> Brief: Show all lines holding the string "that".

** start Data shown **

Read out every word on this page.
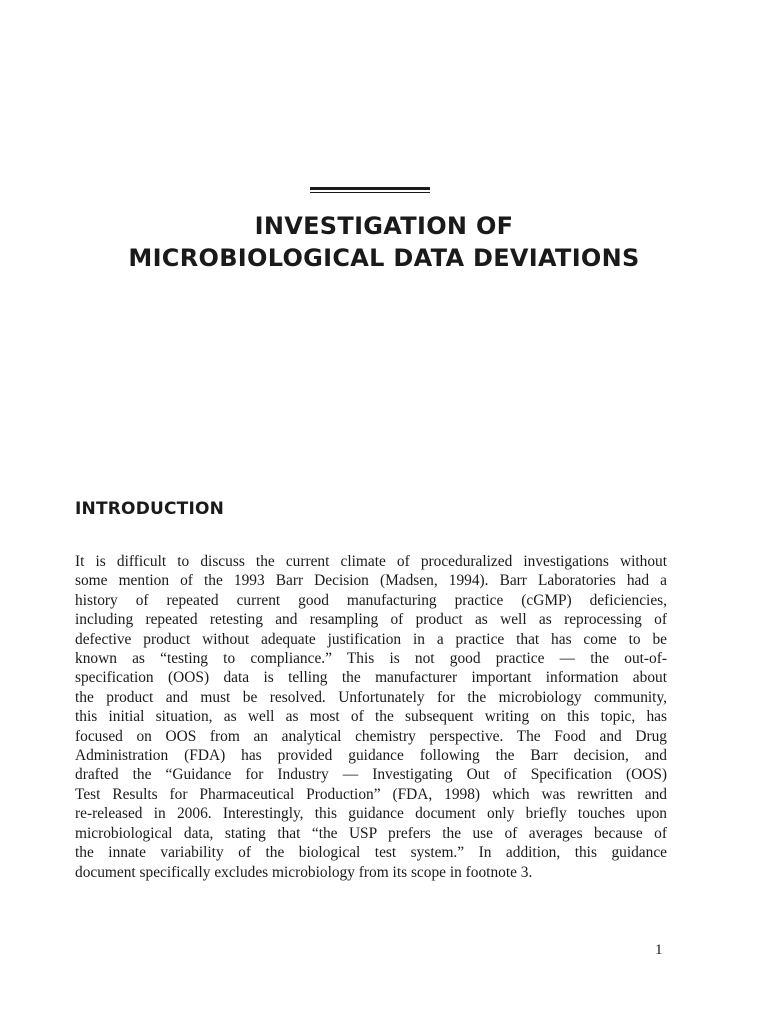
INVESTIGATION OF
MICROBIOLOGICAL DATA DEVIATIONS
INTRODUCTION

It is difficult to discuss the current climate of proceduralized investigations without
some mention of the 1993 Barr Decision (Madsen, 1994). Barr Laboratories had a
history of repeated current good manufacturing practice (cGMP) deficiencies,
including repeated retesting and resampling of product as well as reprocessing of
defective product without adequate justification in a practice that has come to be
known as “testing to compliance.” This is not good practice — the out-of-
specification (OOS) data is telling the manufacturer important information about
the product and must be resolved. Unfortunately for the microbiology community,
this initial situation, as well as most of the subsequent writing on this topic, has
focused on OOS from an analytical chemistry perspective. The Food and Drug
Administration (FDA) has provided guidance following the Barr decision, and
drafted the “Guidance for Industry — Investigating Out of Specification (OOS)
Test Results for Pharmaceutical Production” (FDA, 1998) which was rewritten and
re-released in 2006. Interestingly, this guidance document only briefly touches upon
microbiological data, stating that “the USP prefers the use of averages because of
the innate variability of the biological test system.” In addition, this guidance
document specifically excludes microbiology from its scope in footnote 3.

1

** end Data shown **

> Answer below:
defective product without adequate justification in a practice that has come to be
microbiological data, stating that “the USP prefers the use of averages because of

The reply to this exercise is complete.